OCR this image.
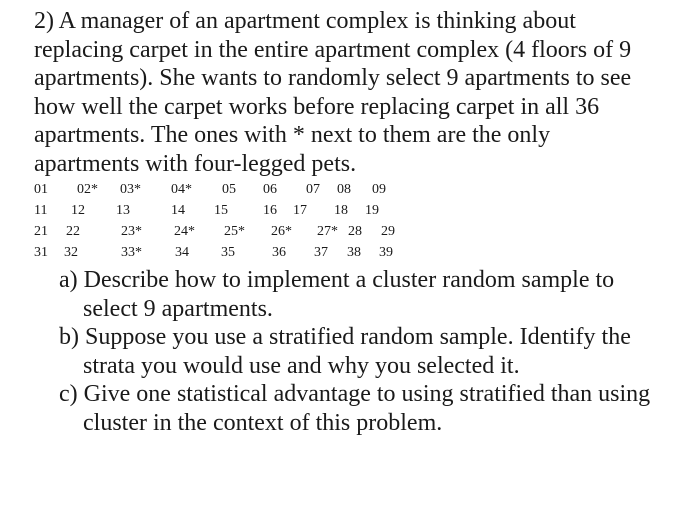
2) A manager of an apartment complex is thinking about
replacing carpet in the entire apartment complex (4 floors of 9
apartments). She wants to randomly select 9 apartments to see
how well the carpet works before replacing carpet in all 36
apartments. The ones with * next to them are the only
apartments with four-legged pets.
01 02* 03* 04* 05 06 07 08 09
11 12 13	14 15	16 17 18 19
21 22	23* 24* 25* 26* 27* 28 29
31 32	33* 34 35	36 37 38 39
a) Describe how to implement a cluster random sample to
select 9 apartments.
b) Suppose you use a stratified random sample. Identify the
strata you would use and why you selected it.
c) Give one statistical advantage to using stratified than using
cluster in the context of this problem.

______________________________

Given request: Transcribe the records verbatim and omit the images.

Solution for this exercise:
OCR this image.
2) A manager of an apartment complex is thinking about
replacing carpet in the entire apartment complex (4 floors of 9
apartments). She wants to randomly select 9 apartments to see
how well the carpet works before replacing carpet in all 36
apartments. The ones with * next to them are the only
apartments with four-legged pets.
01 02* 03* 04* 05 06 07 08 09
11 12 13	14 15	16 17 18 19
21 22	23* 24* 25* 26* 27* 28 29
31 32	33* 34 35	36 37 38 39
a) Describe how to implement a cluster random sample to
select 9 apartments.
b) Suppose you use a stratified random sample. Identify the
strata you would use and why you selected it.
c) Give one statistical advantage to using stratified than using
cluster in the context of this problem.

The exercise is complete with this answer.